• _RECORDS TO USE_:

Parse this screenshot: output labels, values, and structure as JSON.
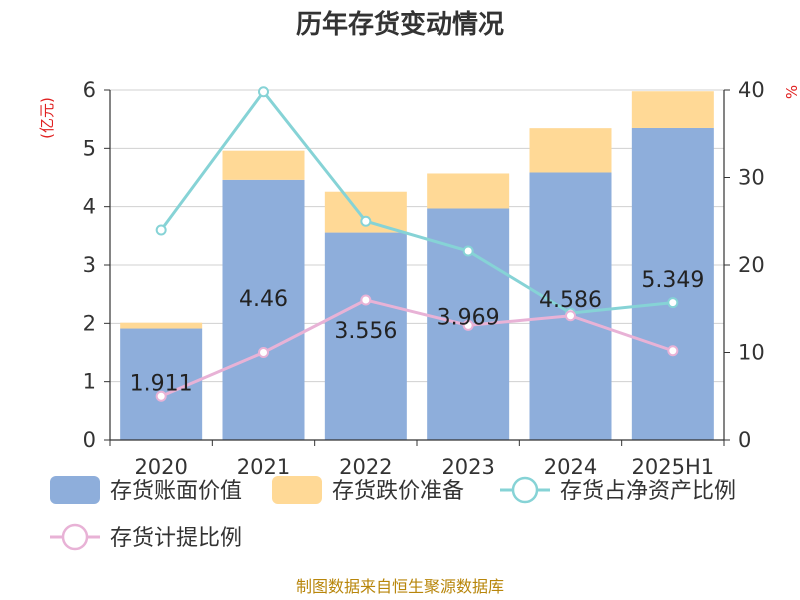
{
  "chart_data": {
    "type": "bar",
    "title": "历年存货变动情况",
    "left_axis_unit": "(亿元)",
    "right_axis_unit": "%",
    "categories": [
      "2020",
      "2021",
      "2022",
      "2023",
      "2024",
      "2025H1"
    ],
    "left_axis": {
      "ylim": [
        0,
        6
      ],
      "ticks": [
        "0",
        "1",
        "2",
        "3",
        "4",
        "5",
        "6"
      ]
    },
    "right_axis": {
      "ylim": [
        0,
        40
      ],
      "ticks": [
        "0",
        "10",
        "20",
        "30",
        "40"
      ]
    },
    "grid": true,
    "stacked": true,
    "series": [
      {
        "name": "存货账面价值",
        "type": "bar",
        "axis": "left",
        "color": "#8eaedb",
        "values": [
          1.911,
          4.46,
          3.556,
          3.969,
          4.586,
          5.349
        ],
        "labels": [
          "1.911",
          "4.46",
          "3.556",
          "3.969",
          "4.586",
          "5.349"
        ]
      },
      {
        "name": "存货跌价准备",
        "type": "bar",
        "axis": "left",
        "color": "#ffd996",
        "values": [
          0.1,
          0.5,
          0.7,
          0.6,
          0.76,
          0.63
        ]
      },
      {
        "name": "存货占净资产比例",
        "type": "line",
        "axis": "right",
        "color": "#86d3d6",
        "values": [
          24.0,
          39.8,
          25.0,
          21.6,
          14.5,
          15.7
        ]
      },
      {
        "name": "存货计提比例",
        "type": "line",
        "axis": "right",
        "color": "#e8b2d6",
        "values": [
          5.0,
          10.0,
          16.0,
          13.1,
          14.2,
          10.2
        ]
      }
    ],
    "legend_position": "bottom",
    "source": "制图数据来自恒生聚源数据库"
  }
}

• _EXERCISE DESCRIPTION_: Return the full material word for word. Do not include the pictures.

• _ANSWER FOR THIS EXERCISE_:
Parse this screenshot: output labels, values, and structure as JSON.
{
  "chart_data": {
    "type": "bar",
    "title": "历年存货变动情况",
    "left_axis_unit": "(亿元)",
    "right_axis_unit": "%",
    "categories": [
      "2020",
      "2021",
      "2022",
      "2023",
      "2024",
      "2025H1"
    ],
    "left_axis": {
      "ylim": [
        0,
        6
      ],
      "ticks": [
        "0",
        "1",
        "2",
        "3",
        "4",
        "5",
        "6"
      ]
    },
    "right_axis": {
      "ylim": [
        0,
        40
      ],
      "ticks": [
        "0",
        "10",
        "20",
        "30",
        "40"
      ]
    },
    "grid": true,
    "stacked": true,
    "series": [
      {
        "name": "存货账面价值",
        "type": "bar",
        "axis": "left",
        "color": "#8eaedb",
        "values": [
          1.911,
          4.46,
          3.556,
          3.969,
          4.586,
          5.349
        ],
        "labels": [
          "1.911",
          "4.46",
          "3.556",
          "3.969",
          "4.586",
          "5.349"
        ]
      },
      {
        "name": "存货跌价准备",
        "type": "bar",
        "axis": "left",
        "color": "#ffd996",
        "values": [
          0.1,
          0.5,
          0.7,
          0.6,
          0.76,
          0.63
        ]
      },
      {
        "name": "存货占净资产比例",
        "type": "line",
        "axis": "right",
        "color": "#86d3d6",
        "values": [
          24.0,
          39.8,
          25.0,
          21.6,
          14.5,
          15.7
        ]
      },
      {
        "name": "存货计提比例",
        "type": "line",
        "axis": "right",
        "color": "#e8b2d6",
        "values": [
          5.0,
          10.0,
          16.0,
          13.1,
          14.2,
          10.2
        ]
      }
    ],
    "legend_position": "bottom",
    "source": "制图数据来自恒生聚源数据库"
  }
}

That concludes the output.